● Work instructions
Below is a listing; reproduce each line of it exactly.

● Exercise inputs
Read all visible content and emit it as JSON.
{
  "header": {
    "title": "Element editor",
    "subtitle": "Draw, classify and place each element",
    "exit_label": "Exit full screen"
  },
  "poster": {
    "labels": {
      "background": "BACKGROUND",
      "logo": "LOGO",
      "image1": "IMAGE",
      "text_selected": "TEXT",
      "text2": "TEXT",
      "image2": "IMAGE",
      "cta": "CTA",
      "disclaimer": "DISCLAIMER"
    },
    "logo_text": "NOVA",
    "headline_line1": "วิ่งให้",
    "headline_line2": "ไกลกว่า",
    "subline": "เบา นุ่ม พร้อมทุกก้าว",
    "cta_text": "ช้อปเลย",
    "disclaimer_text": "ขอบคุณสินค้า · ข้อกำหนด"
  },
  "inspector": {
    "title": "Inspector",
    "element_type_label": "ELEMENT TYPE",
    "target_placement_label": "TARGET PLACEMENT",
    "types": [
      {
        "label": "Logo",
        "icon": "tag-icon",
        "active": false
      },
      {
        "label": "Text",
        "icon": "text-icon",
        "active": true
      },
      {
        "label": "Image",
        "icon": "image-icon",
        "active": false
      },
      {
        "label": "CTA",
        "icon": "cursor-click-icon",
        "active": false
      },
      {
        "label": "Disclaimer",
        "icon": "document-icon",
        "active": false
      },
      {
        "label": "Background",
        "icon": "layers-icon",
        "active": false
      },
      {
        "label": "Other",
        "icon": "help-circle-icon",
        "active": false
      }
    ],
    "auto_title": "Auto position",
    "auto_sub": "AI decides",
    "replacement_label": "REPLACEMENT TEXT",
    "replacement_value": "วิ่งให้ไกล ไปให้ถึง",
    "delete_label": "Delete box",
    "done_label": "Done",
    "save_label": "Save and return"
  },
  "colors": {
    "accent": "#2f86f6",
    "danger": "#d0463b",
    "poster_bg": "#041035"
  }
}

● Answer
Read all visible content and emit it as JSON.
{
  "header": {
    "title": "Element editor",
    "subtitle": "Draw, classify and place each element",
    "exit_label": "Exit full screen"
  },
  "poster": {
    "labels": {
      "background": "BACKGROUND",
      "logo": "LOGO",
      "image1": "IMAGE",
      "text_selected": "TEXT",
      "text2": "TEXT",
      "image2": "IMAGE",
      "cta": "CTA",
      "disclaimer": "DISCLAIMER"
    },
    "logo_text": "NOVA",
    "headline_line1": "วิ่งให้",
    "headline_line2": "ไกลกว่า",
    "subline": "เบา นุ่ม พร้อมทุกก้าว",
    "cta_text": "ช้อปเลย",
    "disclaimer_text": "ขอบคุณสินค้า · ข้อกำหนด"
  },
  "inspector": {
    "title": "Inspector",
    "element_type_label": "ELEMENT TYPE",
    "target_placement_label": "TARGET PLACEMENT",
    "types": [
      {
        "label": "Logo",
        "icon": "tag-icon",
        "active": false
      },
      {
        "label": "Text",
        "icon": "text-icon",
        "active": true
      },
      {
        "label": "Image",
        "icon": "image-icon",
        "active": false
      },
      {
        "label": "CTA",
        "icon": "cursor-click-icon",
        "active": false
      },
      {
        "label": "Disclaimer",
        "icon": "document-icon",
        "active": false
      },
      {
        "label": "Background",
        "icon": "layers-icon",
        "active": false
      },
      {
        "label": "Other",
        "icon": "help-circle-icon",
        "active": false
      }
    ],
    "auto_title": "Auto position",
    "auto_sub": "AI decides",
    "replacement_label": "REPLACEMENT TEXT",
    "replacement_value": "วิ่งให้ไกล ไปให้ถึง",
    "delete_label": "Delete box",
    "done_label": "Done",
    "save_label": "Save and return"
  },
  "colors": {
    "accent": "#2f86f6",
    "danger": "#d0463b",
    "poster_bg": "#041035"
  }
}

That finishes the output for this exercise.